• YOUR GOAL: Restate the listing that follows word for word, without its pictures.

— BEGIN ENTRIES SUPPLIED —

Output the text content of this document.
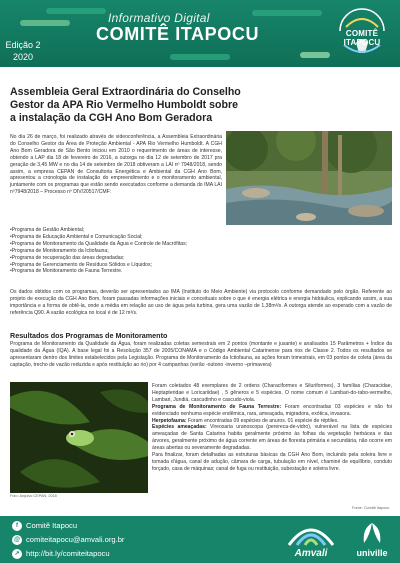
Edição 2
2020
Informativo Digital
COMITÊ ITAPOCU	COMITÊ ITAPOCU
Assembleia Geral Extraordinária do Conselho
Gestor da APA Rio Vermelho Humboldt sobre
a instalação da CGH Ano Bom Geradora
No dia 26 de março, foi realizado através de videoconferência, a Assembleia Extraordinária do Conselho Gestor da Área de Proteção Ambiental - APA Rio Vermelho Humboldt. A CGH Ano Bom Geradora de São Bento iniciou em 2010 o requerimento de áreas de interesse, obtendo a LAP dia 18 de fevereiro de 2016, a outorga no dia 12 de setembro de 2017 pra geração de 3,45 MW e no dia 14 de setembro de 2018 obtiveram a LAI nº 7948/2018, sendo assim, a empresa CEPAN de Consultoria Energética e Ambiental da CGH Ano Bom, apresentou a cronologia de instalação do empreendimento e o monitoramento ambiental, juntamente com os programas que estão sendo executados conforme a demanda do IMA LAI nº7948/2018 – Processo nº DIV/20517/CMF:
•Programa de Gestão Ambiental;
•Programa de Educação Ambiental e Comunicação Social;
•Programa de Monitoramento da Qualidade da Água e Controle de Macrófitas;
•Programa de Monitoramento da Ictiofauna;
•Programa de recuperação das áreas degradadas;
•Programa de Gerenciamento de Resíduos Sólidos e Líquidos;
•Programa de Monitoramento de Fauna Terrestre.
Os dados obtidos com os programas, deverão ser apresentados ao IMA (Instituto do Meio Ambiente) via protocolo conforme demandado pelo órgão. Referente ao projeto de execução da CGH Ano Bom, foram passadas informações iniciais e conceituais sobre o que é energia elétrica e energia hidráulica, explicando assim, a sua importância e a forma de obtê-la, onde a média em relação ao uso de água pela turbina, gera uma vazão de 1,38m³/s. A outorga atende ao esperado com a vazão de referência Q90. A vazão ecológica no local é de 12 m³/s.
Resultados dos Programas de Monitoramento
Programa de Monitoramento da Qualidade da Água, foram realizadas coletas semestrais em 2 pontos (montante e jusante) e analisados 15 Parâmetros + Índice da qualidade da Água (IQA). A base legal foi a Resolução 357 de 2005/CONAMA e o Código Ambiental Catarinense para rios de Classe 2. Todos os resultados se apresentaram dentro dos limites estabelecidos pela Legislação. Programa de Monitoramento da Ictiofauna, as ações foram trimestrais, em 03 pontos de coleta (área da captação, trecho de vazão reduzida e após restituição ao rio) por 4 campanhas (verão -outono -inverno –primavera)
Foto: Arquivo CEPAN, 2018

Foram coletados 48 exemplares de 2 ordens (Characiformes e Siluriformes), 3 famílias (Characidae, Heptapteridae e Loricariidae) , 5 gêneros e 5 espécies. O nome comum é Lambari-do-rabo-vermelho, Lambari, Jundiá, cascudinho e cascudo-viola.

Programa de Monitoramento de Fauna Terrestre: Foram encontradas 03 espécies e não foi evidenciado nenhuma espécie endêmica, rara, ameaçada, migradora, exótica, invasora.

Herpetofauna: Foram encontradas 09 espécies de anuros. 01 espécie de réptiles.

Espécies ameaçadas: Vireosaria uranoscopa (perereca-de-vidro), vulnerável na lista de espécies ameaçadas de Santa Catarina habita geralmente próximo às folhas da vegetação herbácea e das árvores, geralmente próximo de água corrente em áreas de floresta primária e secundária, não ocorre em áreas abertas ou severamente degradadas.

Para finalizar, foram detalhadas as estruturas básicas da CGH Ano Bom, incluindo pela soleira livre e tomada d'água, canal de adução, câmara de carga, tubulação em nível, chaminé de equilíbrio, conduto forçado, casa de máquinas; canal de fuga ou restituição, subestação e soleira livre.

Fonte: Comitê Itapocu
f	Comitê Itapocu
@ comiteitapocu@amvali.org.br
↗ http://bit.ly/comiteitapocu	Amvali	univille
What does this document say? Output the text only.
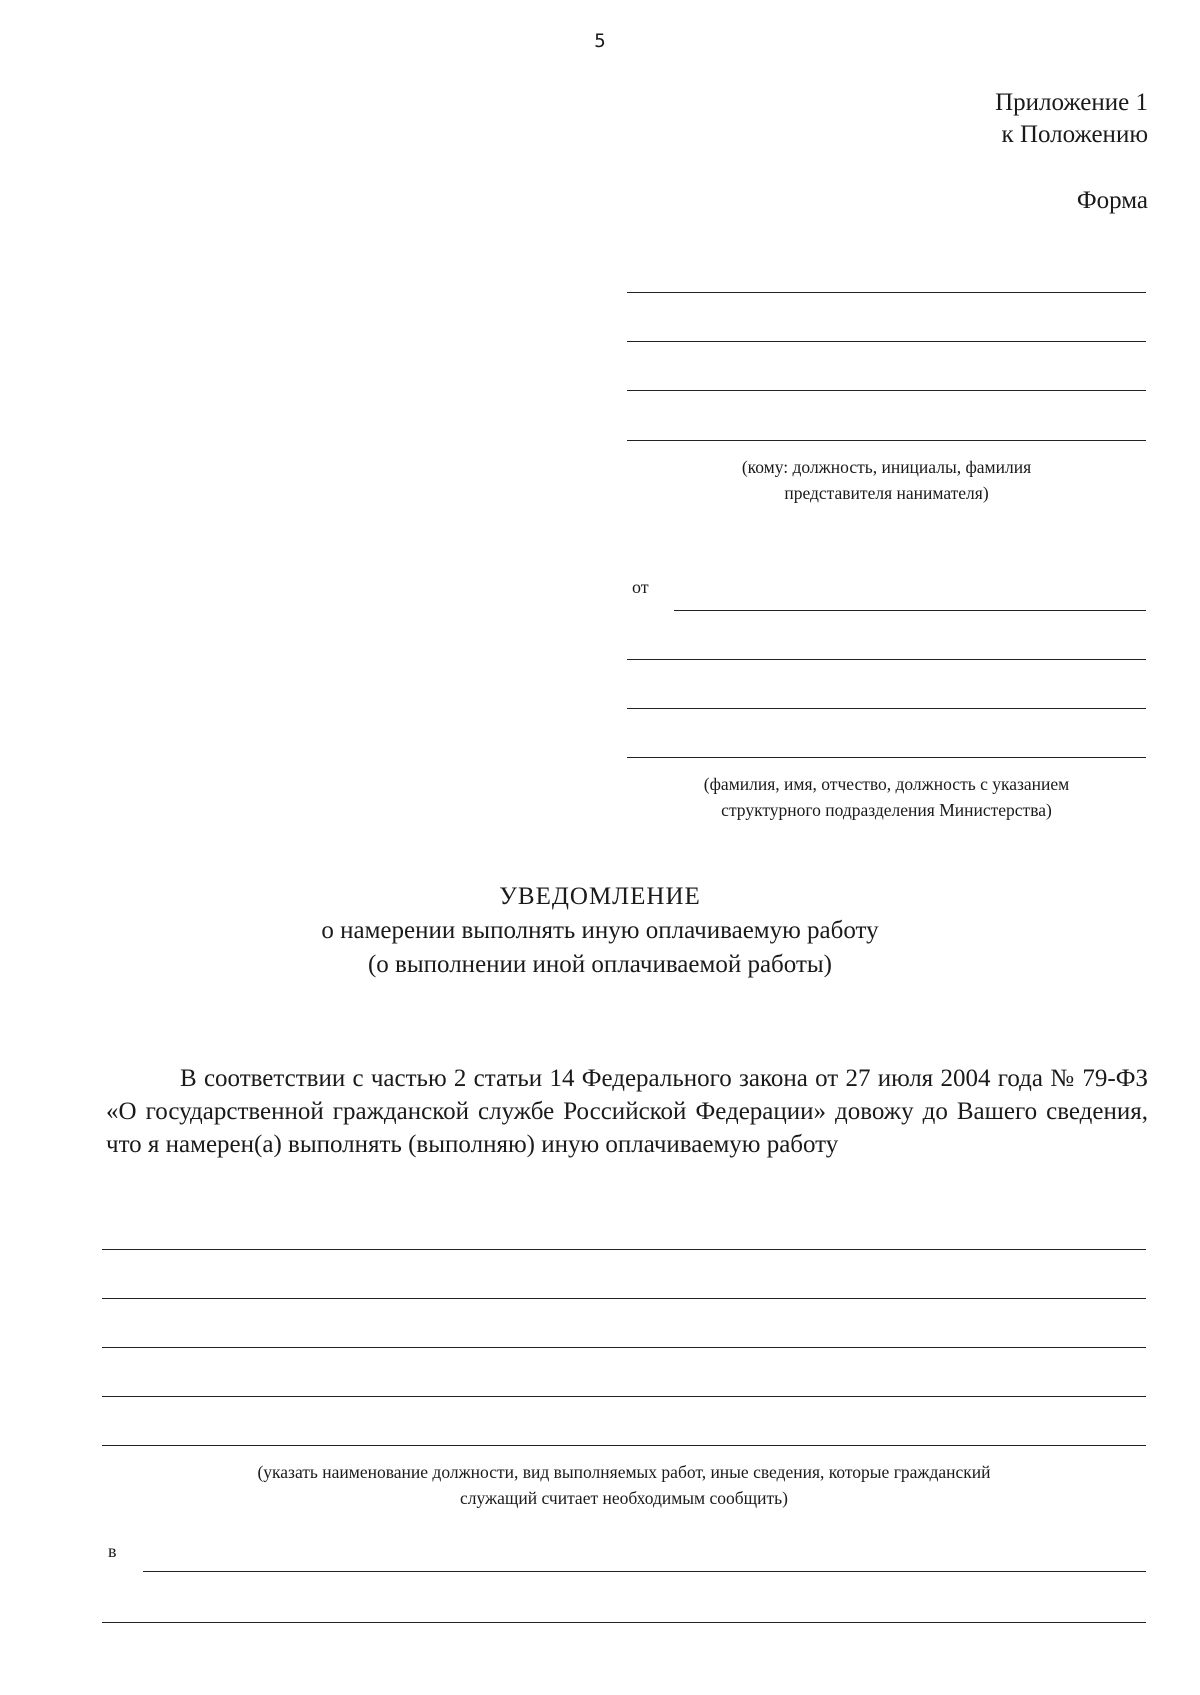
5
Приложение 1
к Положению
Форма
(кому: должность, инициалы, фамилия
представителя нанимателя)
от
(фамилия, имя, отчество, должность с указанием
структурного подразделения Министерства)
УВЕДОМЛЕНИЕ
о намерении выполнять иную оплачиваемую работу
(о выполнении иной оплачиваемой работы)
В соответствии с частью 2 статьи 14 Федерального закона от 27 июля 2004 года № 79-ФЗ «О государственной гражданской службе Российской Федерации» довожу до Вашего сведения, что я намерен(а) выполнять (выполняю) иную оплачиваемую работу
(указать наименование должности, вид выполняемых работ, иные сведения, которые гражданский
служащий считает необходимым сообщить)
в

— END ENTRIES SUPPLIED —

• EXERCISE ANSWER:
Output the text content of this document.
Edição 2
2020
Informativo Digital
COMITÊ ITAPOCU	COMITÊ ITAPOCU
Assembleia Geral Extraordinária do Conselho
Gestor da APA Rio Vermelho Humboldt sobre
a instalação da CGH Ano Bom Geradora
No dia 26 de março, foi realizado através de videoconferência, a Assembleia Extraordinária do Conselho Gestor da Área de Proteção Ambiental - APA Rio Vermelho Humboldt. A CGH Ano Bom Geradora de São Bento iniciou em 2010 o requerimento de áreas de interesse, obtendo a LAP dia 18 de fevereiro de 2016, a outorga no dia 12 de setembro de 2017 pra geração de 3,45 MW e no dia 14 de setembro de 2018 obtiveram a LAI nº 7948/2018, sendo assim, a empresa CEPAN de Consultoria Energética e Ambiental da CGH Ano Bom, apresentou a cronologia de instalação do empreendimento e o monitoramento ambiental, juntamente com os programas que estão sendo executados conforme a demanda do IMA LAI nº7948/2018 – Processo nº DIV/20517/CMF:
•Programa de Gestão Ambiental;
•Programa de Educação Ambiental e Comunicação Social;
•Programa de Monitoramento da Qualidade da Água e Controle de Macrófitas;
•Programa de Monitoramento da Ictiofauna;
•Programa de recuperação das áreas degradadas;
•Programa de Gerenciamento de Resíduos Sólidos e Líquidos;
•Programa de Monitoramento de Fauna Terrestre.
Os dados obtidos com os programas, deverão ser apresentados ao IMA (Instituto do Meio Ambiente) via protocolo conforme demandado pelo órgão. Referente ao projeto de execução da CGH Ano Bom, foram passadas informações iniciais e conceituais sobre o que é energia elétrica e energia hidráulica, explicando assim, a sua importância e a forma de obtê-la, onde a média em relação ao uso de água pela turbina, gera uma vazão de 1,38m³/s. A outorga atende ao esperado com a vazão de referência Q90. A vazão ecológica no local é de 12 m³/s.
Resultados dos Programas de Monitoramento
Programa de Monitoramento da Qualidade da Água, foram realizadas coletas semestrais em 2 pontos (montante e jusante) e analisados 15 Parâmetros + Índice da qualidade da Água (IQA). A base legal foi a Resolução 357 de 2005/CONAMA e o Código Ambiental Catarinense para rios de Classe 2. Todos os resultados se apresentaram dentro dos limites estabelecidos pela Legislação. Programa de Monitoramento da Ictiofauna, as ações foram trimestrais, em 03 pontos de coleta (área da captação, trecho de vazão reduzida e após restituição ao rio) por 4 campanhas (verão -outono -inverno –primavera)
Foto: Arquivo CEPAN, 2018

Foram coletados 48 exemplares de 2 ordens (Characiformes e Siluriformes), 3 famílias (Characidae, Heptapteridae e Loricariidae) , 5 gêneros e 5 espécies. O nome comum é Lambari-do-rabo-vermelho, Lambari, Jundiá, cascudinho e cascudo-viola.

Programa de Monitoramento de Fauna Terrestre: Foram encontradas 03 espécies e não foi evidenciado nenhuma espécie endêmica, rara, ameaçada, migradora, exótica, invasora.

Herpetofauna: Foram encontradas 09 espécies de anuros. 01 espécie de réptiles.

Espécies ameaçadas: Vireosaria uranoscopa (perereca-de-vidro), vulnerável na lista de espécies ameaçadas de Santa Catarina habita geralmente próximo às folhas da vegetação herbácea e das árvores, geralmente próximo de água corrente em áreas de floresta primária e secundária, não ocorre em áreas abertas ou severamente degradadas.

Para finalizar, foram detalhadas as estruturas básicas da CGH Ano Bom, incluindo pela soleira livre e tomada d'água, canal de adução, câmara de carga, tubulação em nível, chaminé de equilíbrio, conduto forçado, casa de máquinas; canal de fuga ou restituição, subestação e soleira livre.

Fonte: Comitê Itapocu
f	Comitê Itapocu
@ comiteitapocu@amvali.org.br
↗ http://bit.ly/comiteitapocu	Amvali	univille
What does this document say? Output the text only.
5
Приложение 1
к Положению
Форма
(кому: должность, инициалы, фамилия
представителя нанимателя)
от
(фамилия, имя, отчество, должность с указанием
структурного подразделения Министерства)
УВЕДОМЛЕНИЕ
о намерении выполнять иную оплачиваемую работу
(о выполнении иной оплачиваемой работы)
В соответствии с частью 2 статьи 14 Федерального закона от 27 июля 2004 года № 79-ФЗ «О государственной гражданской службе Российской Федерации» довожу до Вашего сведения, что я намерен(а) выполнять (выполняю) иную оплачиваемую работу
(указать наименование должности, вид выполняемых работ, иные сведения, которые гражданский
служащий считает необходимым сообщить)
в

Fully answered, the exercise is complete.